INFORMATION SUPPLIED |

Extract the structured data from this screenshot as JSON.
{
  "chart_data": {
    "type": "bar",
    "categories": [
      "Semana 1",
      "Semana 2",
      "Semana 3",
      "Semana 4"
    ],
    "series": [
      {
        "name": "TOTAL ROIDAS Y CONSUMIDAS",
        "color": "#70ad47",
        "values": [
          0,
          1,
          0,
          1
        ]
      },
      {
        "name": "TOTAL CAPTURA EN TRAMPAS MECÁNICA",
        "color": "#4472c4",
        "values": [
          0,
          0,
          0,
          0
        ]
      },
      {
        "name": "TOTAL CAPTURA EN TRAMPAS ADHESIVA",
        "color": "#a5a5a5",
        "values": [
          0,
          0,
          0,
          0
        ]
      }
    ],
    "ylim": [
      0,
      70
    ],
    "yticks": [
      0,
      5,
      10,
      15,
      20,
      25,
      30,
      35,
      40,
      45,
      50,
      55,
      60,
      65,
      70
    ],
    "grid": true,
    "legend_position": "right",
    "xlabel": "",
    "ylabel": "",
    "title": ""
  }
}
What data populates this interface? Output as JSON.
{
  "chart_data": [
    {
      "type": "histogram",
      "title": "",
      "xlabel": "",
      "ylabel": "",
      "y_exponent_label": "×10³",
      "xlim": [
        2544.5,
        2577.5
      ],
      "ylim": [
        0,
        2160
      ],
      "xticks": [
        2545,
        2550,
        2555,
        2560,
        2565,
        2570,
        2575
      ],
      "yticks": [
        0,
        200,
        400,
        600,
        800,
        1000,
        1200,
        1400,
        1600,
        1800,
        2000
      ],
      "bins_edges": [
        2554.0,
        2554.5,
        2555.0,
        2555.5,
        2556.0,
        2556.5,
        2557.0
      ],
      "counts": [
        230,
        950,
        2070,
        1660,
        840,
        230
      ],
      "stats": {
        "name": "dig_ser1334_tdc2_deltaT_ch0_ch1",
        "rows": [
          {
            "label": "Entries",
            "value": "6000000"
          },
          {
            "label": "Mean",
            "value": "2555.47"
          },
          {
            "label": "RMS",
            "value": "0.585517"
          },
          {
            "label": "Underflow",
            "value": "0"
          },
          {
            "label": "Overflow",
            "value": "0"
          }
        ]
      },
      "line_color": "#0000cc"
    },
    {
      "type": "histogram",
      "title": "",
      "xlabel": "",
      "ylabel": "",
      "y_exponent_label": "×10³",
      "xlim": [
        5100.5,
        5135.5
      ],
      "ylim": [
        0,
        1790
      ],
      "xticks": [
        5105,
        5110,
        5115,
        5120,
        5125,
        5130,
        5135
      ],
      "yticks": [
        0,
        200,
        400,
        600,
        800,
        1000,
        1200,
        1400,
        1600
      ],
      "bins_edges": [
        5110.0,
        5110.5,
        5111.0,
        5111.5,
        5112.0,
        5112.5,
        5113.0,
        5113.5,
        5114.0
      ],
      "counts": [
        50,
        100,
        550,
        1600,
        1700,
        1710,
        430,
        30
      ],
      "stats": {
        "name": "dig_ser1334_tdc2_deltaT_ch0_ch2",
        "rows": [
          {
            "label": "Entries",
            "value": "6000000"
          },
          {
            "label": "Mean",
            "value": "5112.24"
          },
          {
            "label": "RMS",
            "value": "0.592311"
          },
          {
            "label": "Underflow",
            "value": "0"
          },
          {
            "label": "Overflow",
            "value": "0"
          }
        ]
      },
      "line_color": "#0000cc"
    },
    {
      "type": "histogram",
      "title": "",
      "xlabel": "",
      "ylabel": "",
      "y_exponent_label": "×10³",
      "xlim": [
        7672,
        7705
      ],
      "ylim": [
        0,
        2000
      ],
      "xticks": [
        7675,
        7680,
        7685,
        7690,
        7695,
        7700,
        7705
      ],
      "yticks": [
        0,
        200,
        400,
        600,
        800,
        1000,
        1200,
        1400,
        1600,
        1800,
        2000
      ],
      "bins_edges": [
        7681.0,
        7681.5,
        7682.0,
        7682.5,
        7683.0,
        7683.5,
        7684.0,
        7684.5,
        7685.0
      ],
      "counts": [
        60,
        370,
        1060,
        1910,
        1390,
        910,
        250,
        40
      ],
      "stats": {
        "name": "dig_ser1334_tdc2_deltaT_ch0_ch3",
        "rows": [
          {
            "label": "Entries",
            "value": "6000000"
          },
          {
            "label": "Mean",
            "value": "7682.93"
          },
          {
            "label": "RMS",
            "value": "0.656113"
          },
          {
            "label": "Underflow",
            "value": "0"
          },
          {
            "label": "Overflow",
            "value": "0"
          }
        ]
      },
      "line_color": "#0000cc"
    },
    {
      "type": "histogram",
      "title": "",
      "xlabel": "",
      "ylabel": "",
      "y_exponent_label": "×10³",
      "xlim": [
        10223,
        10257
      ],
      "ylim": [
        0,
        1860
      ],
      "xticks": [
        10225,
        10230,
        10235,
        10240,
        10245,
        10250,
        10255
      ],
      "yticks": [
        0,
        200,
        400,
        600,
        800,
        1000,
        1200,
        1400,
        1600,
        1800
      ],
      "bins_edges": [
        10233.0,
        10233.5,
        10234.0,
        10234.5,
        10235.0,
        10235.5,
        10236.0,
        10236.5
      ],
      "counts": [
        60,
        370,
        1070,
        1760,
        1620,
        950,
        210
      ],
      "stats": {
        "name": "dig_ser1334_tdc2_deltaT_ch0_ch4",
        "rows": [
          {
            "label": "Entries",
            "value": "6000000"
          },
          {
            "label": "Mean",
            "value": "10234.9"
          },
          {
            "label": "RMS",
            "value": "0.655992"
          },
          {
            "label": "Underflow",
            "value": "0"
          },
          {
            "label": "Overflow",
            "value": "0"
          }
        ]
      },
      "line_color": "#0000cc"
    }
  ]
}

WHAT IS BEING ASKED | Quote all the records exactly, please, leaving none out.

ANSWER TO THIS EXERCISE |
Extract the structured data from this screenshot as JSON.
{
  "chart_data": {
    "type": "bar",
    "categories": [
      "Semana 1",
      "Semana 2",
      "Semana 3",
      "Semana 4"
    ],
    "series": [
      {
        "name": "TOTAL ROIDAS Y CONSUMIDAS",
        "color": "#70ad47",
        "values": [
          0,
          1,
          0,
          1
        ]
      },
      {
        "name": "TOTAL CAPTURA EN TRAMPAS MECÁNICA",
        "color": "#4472c4",
        "values": [
          0,
          0,
          0,
          0
        ]
      },
      {
        "name": "TOTAL CAPTURA EN TRAMPAS ADHESIVA",
        "color": "#a5a5a5",
        "values": [
          0,
          0,
          0,
          0
        ]
      }
    ],
    "ylim": [
      0,
      70
    ],
    "yticks": [
      0,
      5,
      10,
      15,
      20,
      25,
      30,
      35,
      40,
      45,
      50,
      55,
      60,
      65,
      70
    ],
    "grid": true,
    "legend_position": "right",
    "xlabel": "",
    "ylabel": "",
    "title": ""
  }
}
What data populates this interface? Output as JSON.
{
  "chart_data": [
    {
      "type": "histogram",
      "title": "",
      "xlabel": "",
      "ylabel": "",
      "y_exponent_label": "×10³",
      "xlim": [
        2544.5,
        2577.5
      ],
      "ylim": [
        0,
        2160
      ],
      "xticks": [
        2545,
        2550,
        2555,
        2560,
        2565,
        2570,
        2575
      ],
      "yticks": [
        0,
        200,
        400,
        600,
        800,
        1000,
        1200,
        1400,
        1600,
        1800,
        2000
      ],
      "bins_edges": [
        2554.0,
        2554.5,
        2555.0,
        2555.5,
        2556.0,
        2556.5,
        2557.0
      ],
      "counts": [
        230,
        950,
        2070,
        1660,
        840,
        230
      ],
      "stats": {
        "name": "dig_ser1334_tdc2_deltaT_ch0_ch1",
        "rows": [
          {
            "label": "Entries",
            "value": "6000000"
          },
          {
            "label": "Mean",
            "value": "2555.47"
          },
          {
            "label": "RMS",
            "value": "0.585517"
          },
          {
            "label": "Underflow",
            "value": "0"
          },
          {
            "label": "Overflow",
            "value": "0"
          }
        ]
      },
      "line_color": "#0000cc"
    },
    {
      "type": "histogram",
      "title": "",
      "xlabel": "",
      "ylabel": "",
      "y_exponent_label": "×10³",
      "xlim": [
        5100.5,
        5135.5
      ],
      "ylim": [
        0,
        1790
      ],
      "xticks": [
        5105,
        5110,
        5115,
        5120,
        5125,
        5130,
        5135
      ],
      "yticks": [
        0,
        200,
        400,
        600,
        800,
        1000,
        1200,
        1400,
        1600
      ],
      "bins_edges": [
        5110.0,
        5110.5,
        5111.0,
        5111.5,
        5112.0,
        5112.5,
        5113.0,
        5113.5,
        5114.0
      ],
      "counts": [
        50,
        100,
        550,
        1600,
        1700,
        1710,
        430,
        30
      ],
      "stats": {
        "name": "dig_ser1334_tdc2_deltaT_ch0_ch2",
        "rows": [
          {
            "label": "Entries",
            "value": "6000000"
          },
          {
            "label": "Mean",
            "value": "5112.24"
          },
          {
            "label": "RMS",
            "value": "0.592311"
          },
          {
            "label": "Underflow",
            "value": "0"
          },
          {
            "label": "Overflow",
            "value": "0"
          }
        ]
      },
      "line_color": "#0000cc"
    },
    {
      "type": "histogram",
      "title": "",
      "xlabel": "",
      "ylabel": "",
      "y_exponent_label": "×10³",
      "xlim": [
        7672,
        7705
      ],
      "ylim": [
        0,
        2000
      ],
      "xticks": [
        7675,
        7680,
        7685,
        7690,
        7695,
        7700,
        7705
      ],
      "yticks": [
        0,
        200,
        400,
        600,
        800,
        1000,
        1200,
        1400,
        1600,
        1800,
        2000
      ],
      "bins_edges": [
        7681.0,
        7681.5,
        7682.0,
        7682.5,
        7683.0,
        7683.5,
        7684.0,
        7684.5,
        7685.0
      ],
      "counts": [
        60,
        370,
        1060,
        1910,
        1390,
        910,
        250,
        40
      ],
      "stats": {
        "name": "dig_ser1334_tdc2_deltaT_ch0_ch3",
        "rows": [
          {
            "label": "Entries",
            "value": "6000000"
          },
          {
            "label": "Mean",
            "value": "7682.93"
          },
          {
            "label": "RMS",
            "value": "0.656113"
          },
          {
            "label": "Underflow",
            "value": "0"
          },
          {
            "label": "Overflow",
            "value": "0"
          }
        ]
      },
      "line_color": "#0000cc"
    },
    {
      "type": "histogram",
      "title": "",
      "xlabel": "",
      "ylabel": "",
      "y_exponent_label": "×10³",
      "xlim": [
        10223,
        10257
      ],
      "ylim": [
        0,
        1860
      ],
      "xticks": [
        10225,
        10230,
        10235,
        10240,
        10245,
        10250,
        10255
      ],
      "yticks": [
        0,
        200,
        400,
        600,
        800,
        1000,
        1200,
        1400,
        1600,
        1800
      ],
      "bins_edges": [
        10233.0,
        10233.5,
        10234.0,
        10234.5,
        10235.0,
        10235.5,
        10236.0,
        10236.5
      ],
      "counts": [
        60,
        370,
        1070,
        1760,
        1620,
        950,
        210
      ],
      "stats": {
        "name": "dig_ser1334_tdc2_deltaT_ch0_ch4",
        "rows": [
          {
            "label": "Entries",
            "value": "6000000"
          },
          {
            "label": "Mean",
            "value": "10234.9"
          },
          {
            "label": "RMS",
            "value": "0.655992"
          },
          {
            "label": "Underflow",
            "value": "0"
          },
          {
            "label": "Overflow",
            "value": "0"
          }
        ]
      },
      "line_color": "#0000cc"
    }
  ]
}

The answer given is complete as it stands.